Extracted data entries:

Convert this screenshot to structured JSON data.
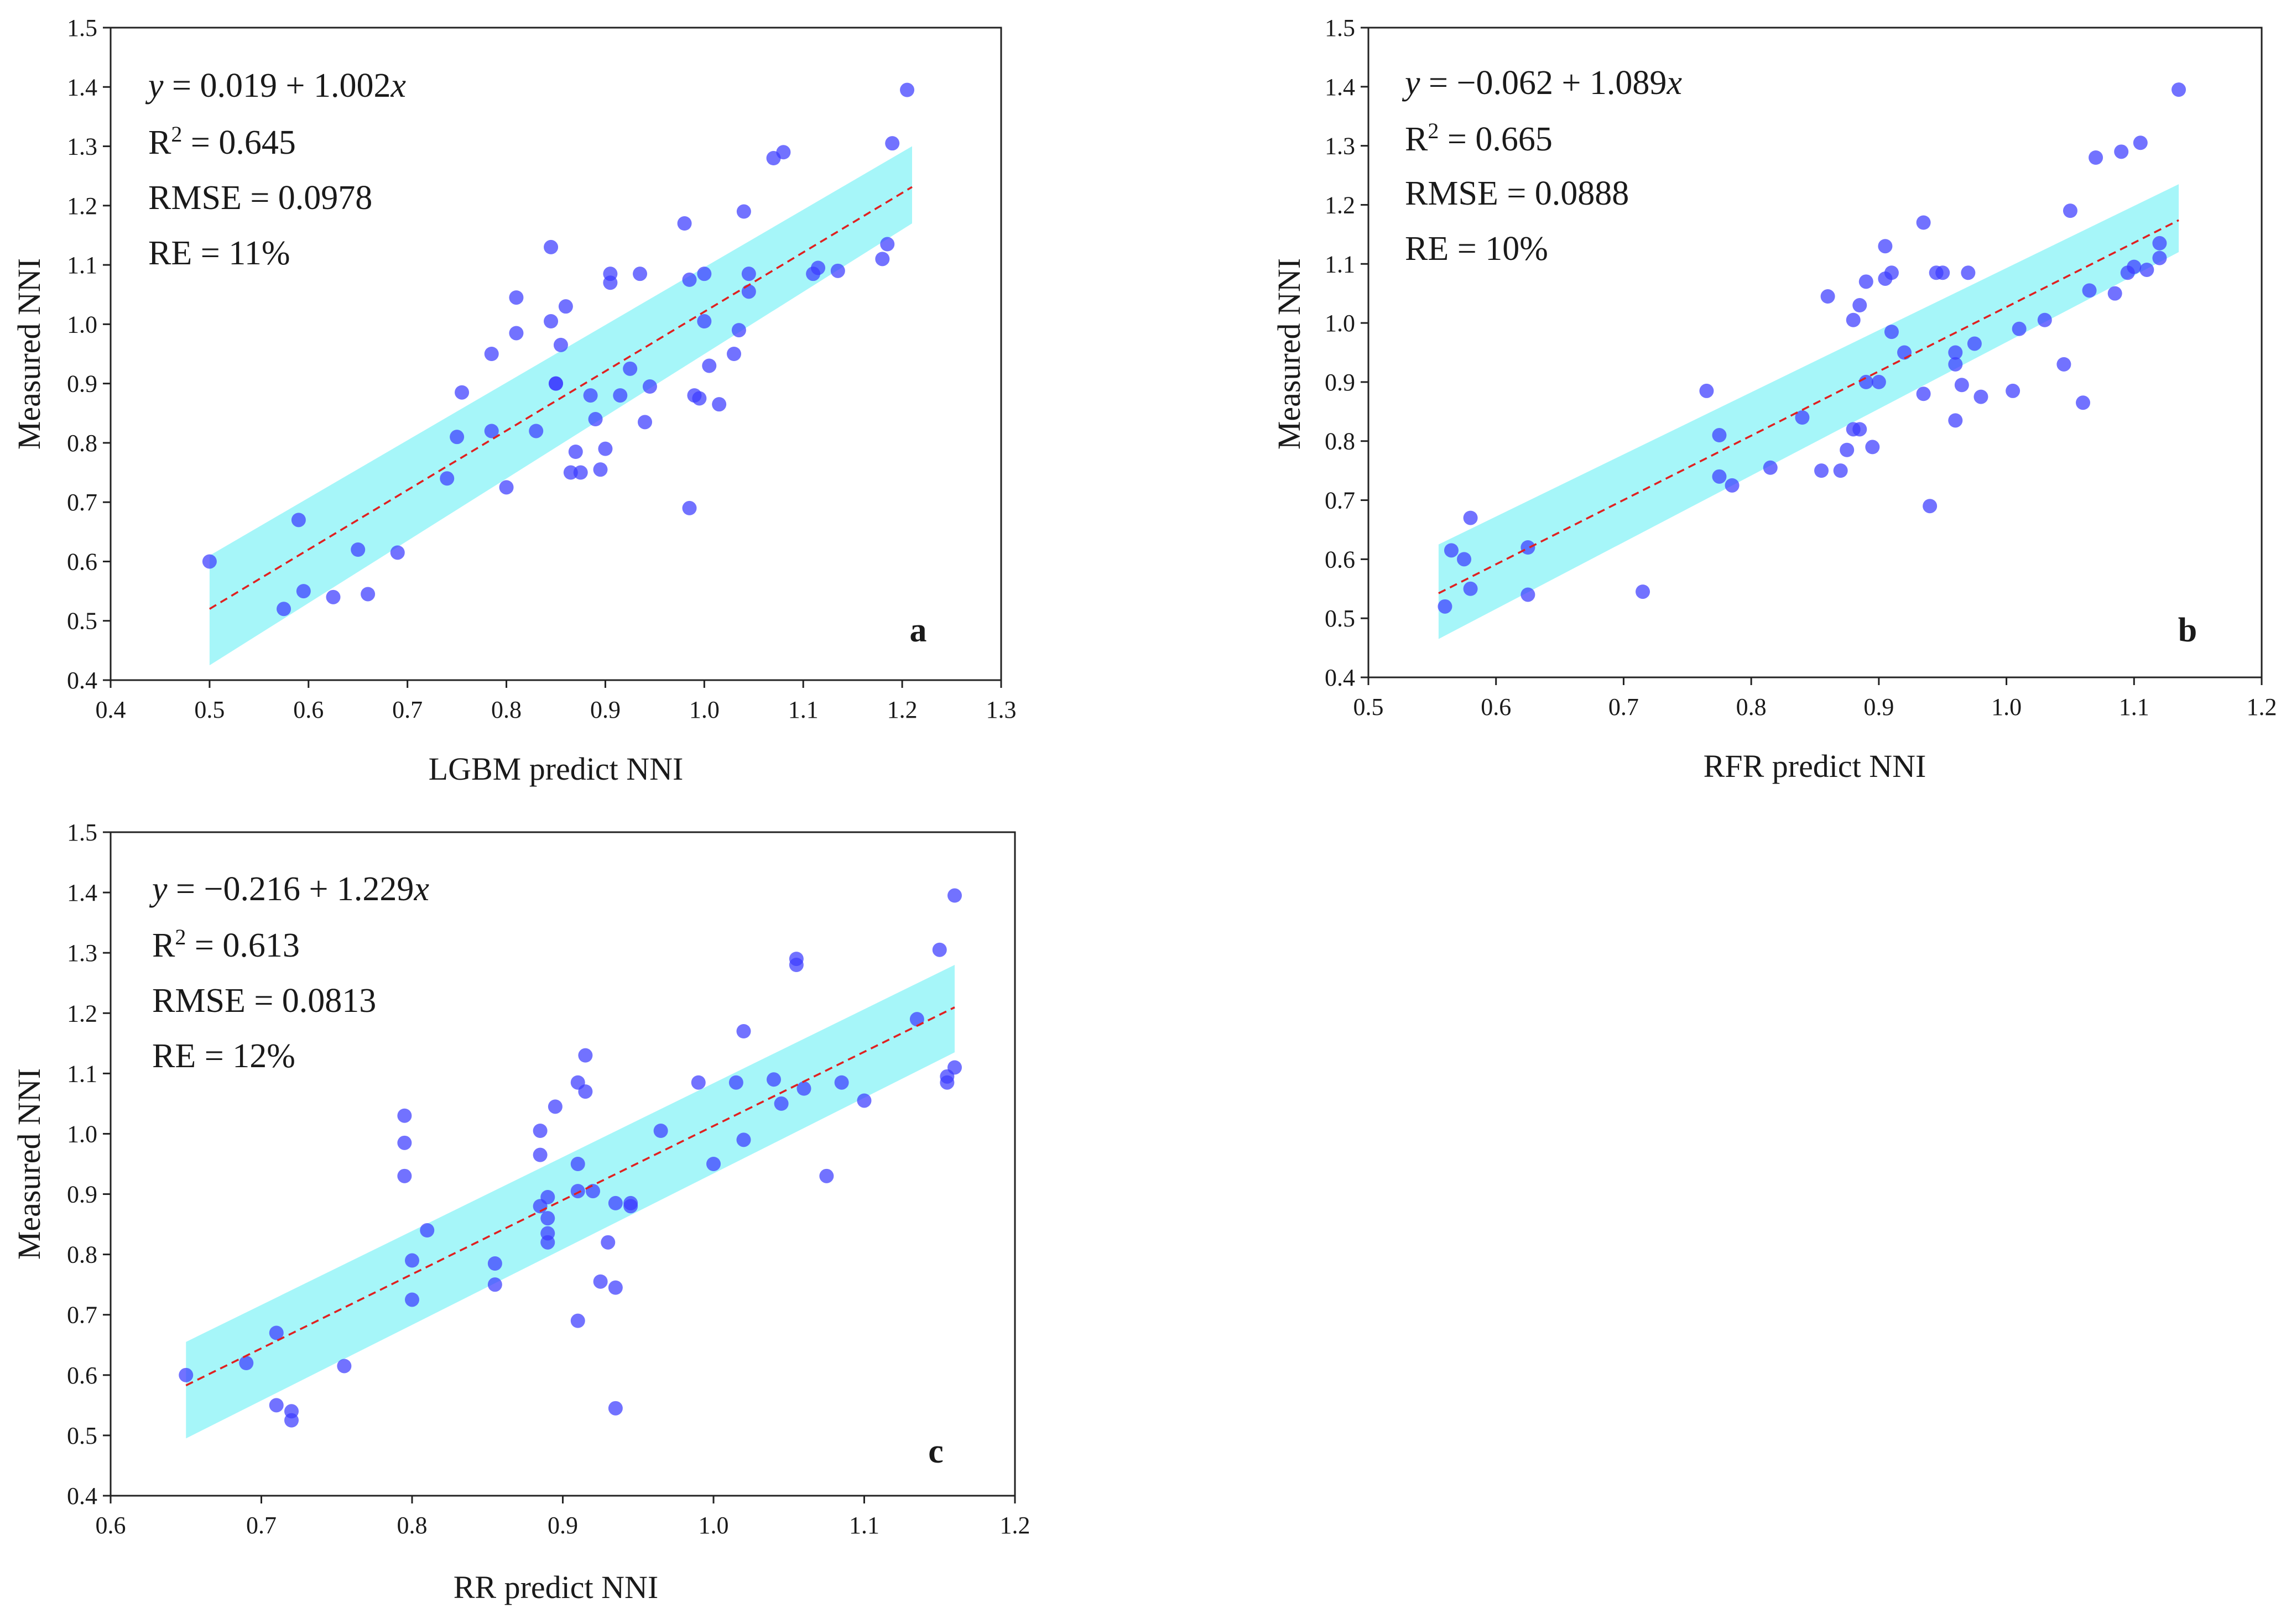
{
  "colors": {
    "band": "#00e5ee",
    "band_opacity": 0.35,
    "point": "#3b3bff",
    "point_opacity": 0.72,
    "fit_line": "#e02020",
    "axis": "#222222"
  },
  "chart_data": [
    {
      "id": "a",
      "type": "scatter",
      "panel_label": "a",
      "xlabel": "LGBM predict NNI",
      "ylabel": "Measured NNI",
      "xlim": [
        0.4,
        1.3
      ],
      "ylim": [
        0.4,
        1.5
      ],
      "xticks": [
        "0.4",
        "0.5",
        "0.6",
        "0.7",
        "0.8",
        "0.9",
        "1.0",
        "1.1",
        "1.2",
        "1.3"
      ],
      "yticks": [
        "0.4",
        "0.5",
        "0.6",
        "0.7",
        "0.8",
        "0.9",
        "1.0",
        "1.1",
        "1.2",
        "1.3",
        "1.4",
        "1.5"
      ],
      "equation": {
        "prefix": "y",
        "rhs": " = 0.019 + 1.002",
        "var": "x"
      },
      "r2": {
        "label": "R",
        "sup": "2",
        "value": " = 0.645"
      },
      "rmse": "RMSE = 0.0978",
      "re": "RE = 11%",
      "fit": {
        "intercept": 0.019,
        "slope": 1.002,
        "x_range": [
          0.5,
          1.21
        ]
      },
      "band": {
        "x_range": [
          0.5,
          1.21
        ],
        "lower_end": [
          0.425,
          1.17
        ],
        "upper_end": [
          0.61,
          1.3
        ]
      },
      "x": [
        0.5,
        0.575,
        0.59,
        0.595,
        0.625,
        0.65,
        0.66,
        0.69,
        0.74,
        0.75,
        0.755,
        0.785,
        0.785,
        0.8,
        0.81,
        0.81,
        0.83,
        0.845,
        0.845,
        0.85,
        0.85,
        0.855,
        0.86,
        0.865,
        0.87,
        0.875,
        0.885,
        0.89,
        0.895,
        0.9,
        0.905,
        0.905,
        0.915,
        0.925,
        0.935,
        0.94,
        0.945,
        0.98,
        0.985,
        0.985,
        0.99,
        0.995,
        1.0,
        1.0,
        1.005,
        1.015,
        1.03,
        1.035,
        1.04,
        1.045,
        1.045,
        1.07,
        1.08,
        1.11,
        1.115,
        1.135,
        1.18,
        1.185,
        1.19,
        1.205
      ],
      "y": [
        0.6,
        0.52,
        0.67,
        0.55,
        0.54,
        0.62,
        0.545,
        0.615,
        0.74,
        0.81,
        0.885,
        0.95,
        0.82,
        0.725,
        0.985,
        1.045,
        0.82,
        1.13,
        1.005,
        0.9,
        0.9,
        0.965,
        1.03,
        0.75,
        0.785,
        0.75,
        0.88,
        0.84,
        0.755,
        0.79,
        1.085,
        1.07,
        0.88,
        0.925,
        1.085,
        0.835,
        0.895,
        1.17,
        0.69,
        1.075,
        0.88,
        0.875,
        1.005,
        1.085,
        0.93,
        0.865,
        0.95,
        0.99,
        1.19,
        1.055,
        1.085,
        1.28,
        1.29,
        1.085,
        1.095,
        1.09,
        1.11,
        1.135,
        1.305,
        1.395
      ]
    },
    {
      "id": "b",
      "type": "scatter",
      "panel_label": "b",
      "xlabel": "RFR predict NNI",
      "ylabel": "Measured NNI",
      "xlim": [
        0.5,
        1.2
      ],
      "ylim": [
        0.4,
        1.5
      ],
      "xticks": [
        "0.5",
        "0.6",
        "0.7",
        "0.8",
        "0.9",
        "1.0",
        "1.1",
        "1.2"
      ],
      "yticks": [
        "0.4",
        "0.5",
        "0.6",
        "0.7",
        "0.8",
        "0.9",
        "1.0",
        "1.1",
        "1.2",
        "1.3",
        "1.4",
        "1.5"
      ],
      "equation": {
        "prefix": "y",
        "rhs": " = −0.062 + 1.089",
        "var": "x"
      },
      "r2": {
        "label": "R",
        "sup": "2",
        "value": " = 0.665"
      },
      "rmse": "RMSE = 0.0888",
      "re": "RE = 10%",
      "fit": {
        "intercept": -0.062,
        "slope": 1.089,
        "x_range": [
          0.555,
          1.135
        ]
      },
      "band": {
        "x_range": [
          0.555,
          1.135
        ],
        "lower_end": [
          0.465,
          1.12
        ],
        "upper_end": [
          0.625,
          1.235
        ]
      },
      "x": [
        0.56,
        0.565,
        0.575,
        0.58,
        0.58,
        0.625,
        0.625,
        0.715,
        0.765,
        0.775,
        0.775,
        0.785,
        0.815,
        0.84,
        0.855,
        0.86,
        0.87,
        0.875,
        0.88,
        0.88,
        0.885,
        0.885,
        0.89,
        0.89,
        0.895,
        0.9,
        0.905,
        0.905,
        0.91,
        0.91,
        0.92,
        0.935,
        0.935,
        0.94,
        0.945,
        0.95,
        0.96,
        0.96,
        0.96,
        0.965,
        0.97,
        0.975,
        0.98,
        1.005,
        1.01,
        1.03,
        1.045,
        1.05,
        1.06,
        1.065,
        1.07,
        1.085,
        1.09,
        1.095,
        1.1,
        1.105,
        1.11,
        1.12,
        1.12,
        1.135
      ],
      "y": [
        0.52,
        0.615,
        0.6,
        0.55,
        0.67,
        0.54,
        0.62,
        0.545,
        0.885,
        0.74,
        0.81,
        0.725,
        0.755,
        0.84,
        0.75,
        1.045,
        0.75,
        0.785,
        1.005,
        0.82,
        1.03,
        0.82,
        0.9,
        1.07,
        0.79,
        0.9,
        1.13,
        1.075,
        1.085,
        0.985,
        0.95,
        1.17,
        0.88,
        0.69,
        1.085,
        1.085,
        0.93,
        0.835,
        0.95,
        0.895,
        1.085,
        0.965,
        0.875,
        0.885,
        0.99,
        1.005,
        0.93,
        1.19,
        0.865,
        1.055,
        1.28,
        1.05,
        1.29,
        1.085,
        1.095,
        1.305,
        1.09,
        1.135,
        1.11,
        1.395
      ]
    },
    {
      "id": "c",
      "type": "scatter",
      "panel_label": "c",
      "xlabel": "RR predict NNI",
      "ylabel": "Measured NNI",
      "xlim": [
        0.6,
        1.2
      ],
      "ylim": [
        0.4,
        1.5
      ],
      "xticks": [
        "0.6",
        "0.7",
        "0.8",
        "0.9",
        "1.0",
        "1.1",
        "1.2"
      ],
      "yticks": [
        "0.4",
        "0.5",
        "0.6",
        "0.7",
        "0.8",
        "0.9",
        "1.0",
        "1.1",
        "1.2",
        "1.3",
        "1.4",
        "1.5"
      ],
      "equation": {
        "prefix": "y",
        "rhs": " = −0.216 + 1.229",
        "var": "x"
      },
      "r2": {
        "label": "R",
        "sup": "2",
        "value": " = 0.613"
      },
      "rmse": "RMSE = 0.0813",
      "re": "RE = 12%",
      "fit": {
        "intercept": -0.216,
        "slope": 1.229,
        "x_range": [
          0.65,
          1.16
        ]
      },
      "band": {
        "x_range": [
          0.65,
          1.16
        ],
        "lower_end": [
          0.495,
          1.135
        ],
        "upper_end": [
          0.655,
          1.28
        ]
      },
      "x": [
        0.65,
        0.69,
        0.71,
        0.71,
        0.72,
        0.72,
        0.755,
        0.795,
        0.795,
        0.795,
        0.8,
        0.8,
        0.81,
        0.855,
        0.855,
        0.885,
        0.885,
        0.885,
        0.89,
        0.89,
        0.89,
        0.89,
        0.895,
        0.91,
        0.91,
        0.91,
        0.91,
        0.915,
        0.915,
        0.92,
        0.925,
        0.93,
        0.935,
        0.935,
        0.935,
        0.945,
        0.945,
        0.965,
        0.99,
        1.0,
        1.015,
        1.02,
        1.02,
        1.04,
        1.045,
        1.055,
        1.055,
        1.06,
        1.075,
        1.085,
        1.1,
        1.135,
        1.15,
        1.155,
        1.155,
        1.16,
        1.16
      ],
      "y": [
        0.6,
        0.62,
        0.67,
        0.55,
        0.54,
        0.525,
        0.615,
        1.03,
        0.985,
        0.93,
        0.79,
        0.725,
        0.84,
        0.785,
        0.75,
        1.005,
        0.965,
        0.88,
        0.835,
        0.895,
        0.86,
        0.82,
        1.045,
        1.085,
        0.95,
        0.905,
        0.69,
        1.13,
        1.07,
        0.905,
        0.755,
        0.82,
        0.885,
        0.745,
        0.545,
        0.88,
        0.885,
        1.005,
        1.085,
        0.95,
        1.085,
        1.17,
        0.99,
        1.09,
        1.05,
        1.29,
        1.28,
        1.075,
        0.93,
        1.085,
        1.055,
        1.19,
        1.305,
        1.085,
        1.095,
        1.11,
        1.395
      ]
    }
  ]
}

• **Work to do**
Count the lines in the records above that contain the word "xlabel", and give only that number.

• **Expected output**
3